Records from a collection of figures:
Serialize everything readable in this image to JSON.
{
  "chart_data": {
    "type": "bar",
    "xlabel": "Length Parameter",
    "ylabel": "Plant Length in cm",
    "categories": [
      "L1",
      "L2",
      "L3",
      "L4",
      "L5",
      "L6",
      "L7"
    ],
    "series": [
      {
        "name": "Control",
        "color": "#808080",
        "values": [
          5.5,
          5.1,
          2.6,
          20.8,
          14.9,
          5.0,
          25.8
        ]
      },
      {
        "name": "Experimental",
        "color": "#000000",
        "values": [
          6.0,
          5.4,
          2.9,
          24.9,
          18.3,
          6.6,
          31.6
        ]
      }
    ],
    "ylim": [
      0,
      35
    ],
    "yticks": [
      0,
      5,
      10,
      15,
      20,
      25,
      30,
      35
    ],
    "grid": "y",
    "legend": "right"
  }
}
--
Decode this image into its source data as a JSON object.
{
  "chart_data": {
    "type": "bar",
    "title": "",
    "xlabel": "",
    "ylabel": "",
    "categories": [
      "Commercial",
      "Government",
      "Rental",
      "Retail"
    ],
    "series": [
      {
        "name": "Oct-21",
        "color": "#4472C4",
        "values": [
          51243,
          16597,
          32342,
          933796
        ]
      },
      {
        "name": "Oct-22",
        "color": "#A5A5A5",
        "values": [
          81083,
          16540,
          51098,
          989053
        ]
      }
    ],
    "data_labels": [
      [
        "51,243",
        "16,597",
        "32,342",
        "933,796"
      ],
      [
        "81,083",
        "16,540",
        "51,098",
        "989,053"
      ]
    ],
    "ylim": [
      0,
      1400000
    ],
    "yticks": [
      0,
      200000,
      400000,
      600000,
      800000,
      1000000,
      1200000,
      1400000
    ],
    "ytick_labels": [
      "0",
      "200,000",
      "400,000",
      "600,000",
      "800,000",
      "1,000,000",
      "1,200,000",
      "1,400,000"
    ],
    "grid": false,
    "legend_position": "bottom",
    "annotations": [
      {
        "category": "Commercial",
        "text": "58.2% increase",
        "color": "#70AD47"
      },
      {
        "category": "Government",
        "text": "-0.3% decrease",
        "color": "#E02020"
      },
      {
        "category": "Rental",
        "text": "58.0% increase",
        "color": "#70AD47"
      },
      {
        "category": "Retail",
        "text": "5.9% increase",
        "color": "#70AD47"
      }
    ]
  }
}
--
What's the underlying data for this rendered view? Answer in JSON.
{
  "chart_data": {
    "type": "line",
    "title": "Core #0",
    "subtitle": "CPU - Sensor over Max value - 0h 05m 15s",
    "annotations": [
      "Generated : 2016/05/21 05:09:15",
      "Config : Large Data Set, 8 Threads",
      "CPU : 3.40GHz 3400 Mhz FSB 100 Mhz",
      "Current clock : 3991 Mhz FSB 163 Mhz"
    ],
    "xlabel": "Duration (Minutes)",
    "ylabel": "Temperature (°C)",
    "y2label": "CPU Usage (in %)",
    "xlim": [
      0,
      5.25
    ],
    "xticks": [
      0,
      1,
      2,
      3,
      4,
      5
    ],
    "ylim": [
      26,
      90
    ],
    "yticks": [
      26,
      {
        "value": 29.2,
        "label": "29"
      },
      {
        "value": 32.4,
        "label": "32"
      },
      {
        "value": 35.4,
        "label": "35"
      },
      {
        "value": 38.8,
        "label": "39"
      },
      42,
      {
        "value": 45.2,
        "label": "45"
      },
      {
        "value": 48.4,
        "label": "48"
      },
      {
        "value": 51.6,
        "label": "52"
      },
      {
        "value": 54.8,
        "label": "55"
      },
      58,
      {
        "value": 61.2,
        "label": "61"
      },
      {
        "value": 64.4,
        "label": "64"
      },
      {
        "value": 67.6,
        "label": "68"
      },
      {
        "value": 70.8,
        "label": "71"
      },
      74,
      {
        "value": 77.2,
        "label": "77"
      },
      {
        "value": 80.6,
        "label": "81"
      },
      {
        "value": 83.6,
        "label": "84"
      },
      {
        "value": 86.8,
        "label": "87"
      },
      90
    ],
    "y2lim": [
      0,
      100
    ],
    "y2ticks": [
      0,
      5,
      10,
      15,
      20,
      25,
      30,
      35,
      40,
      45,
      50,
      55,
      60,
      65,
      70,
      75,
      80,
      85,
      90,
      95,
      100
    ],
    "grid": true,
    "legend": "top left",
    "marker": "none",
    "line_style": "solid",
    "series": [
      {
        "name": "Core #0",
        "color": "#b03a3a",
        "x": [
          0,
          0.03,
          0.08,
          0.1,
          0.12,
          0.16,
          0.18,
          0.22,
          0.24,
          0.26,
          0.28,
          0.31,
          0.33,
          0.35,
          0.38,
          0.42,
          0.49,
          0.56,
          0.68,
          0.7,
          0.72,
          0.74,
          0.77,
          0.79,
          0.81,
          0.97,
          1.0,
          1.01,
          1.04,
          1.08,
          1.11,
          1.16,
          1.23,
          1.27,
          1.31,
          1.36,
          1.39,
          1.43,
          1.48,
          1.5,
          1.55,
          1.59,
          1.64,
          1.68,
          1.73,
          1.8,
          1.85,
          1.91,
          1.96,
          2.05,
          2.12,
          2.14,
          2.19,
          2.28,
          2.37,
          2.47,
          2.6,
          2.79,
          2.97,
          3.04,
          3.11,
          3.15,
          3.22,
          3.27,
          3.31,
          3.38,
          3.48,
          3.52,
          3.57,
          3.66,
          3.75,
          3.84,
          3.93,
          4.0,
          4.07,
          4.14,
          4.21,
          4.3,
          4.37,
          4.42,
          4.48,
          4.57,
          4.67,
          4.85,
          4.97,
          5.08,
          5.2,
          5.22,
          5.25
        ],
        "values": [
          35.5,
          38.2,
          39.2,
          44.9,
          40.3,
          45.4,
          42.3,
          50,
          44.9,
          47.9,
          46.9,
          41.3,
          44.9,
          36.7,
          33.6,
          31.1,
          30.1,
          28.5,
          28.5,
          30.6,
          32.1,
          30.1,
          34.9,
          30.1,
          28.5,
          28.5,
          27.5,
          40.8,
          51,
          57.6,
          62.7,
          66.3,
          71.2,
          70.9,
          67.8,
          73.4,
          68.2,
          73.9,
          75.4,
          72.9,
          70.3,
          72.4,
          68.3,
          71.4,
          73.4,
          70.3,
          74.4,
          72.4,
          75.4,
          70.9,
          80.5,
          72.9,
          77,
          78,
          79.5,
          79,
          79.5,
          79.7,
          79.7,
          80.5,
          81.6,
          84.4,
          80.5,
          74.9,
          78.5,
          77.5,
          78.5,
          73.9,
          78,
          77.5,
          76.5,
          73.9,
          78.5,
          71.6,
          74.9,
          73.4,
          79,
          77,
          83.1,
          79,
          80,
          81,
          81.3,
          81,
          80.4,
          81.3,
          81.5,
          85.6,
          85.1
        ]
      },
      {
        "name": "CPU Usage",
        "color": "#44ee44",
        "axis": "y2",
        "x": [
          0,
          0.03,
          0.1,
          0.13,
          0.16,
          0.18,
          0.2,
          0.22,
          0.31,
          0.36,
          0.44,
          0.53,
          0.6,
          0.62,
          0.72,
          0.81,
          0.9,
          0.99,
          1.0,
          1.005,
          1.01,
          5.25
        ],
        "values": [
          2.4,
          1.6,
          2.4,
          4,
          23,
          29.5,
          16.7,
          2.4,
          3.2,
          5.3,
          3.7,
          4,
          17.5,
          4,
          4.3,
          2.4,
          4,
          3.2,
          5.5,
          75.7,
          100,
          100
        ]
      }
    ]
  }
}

*Exercise objective*
In the listing above, find the lines holding the word "this" and copy them.

*Answer*
Serialize everything readable in this image to JSON.
Decode this image into its source data as a JSON object.
What's the underlying data for this rendered view? Answer in JSON.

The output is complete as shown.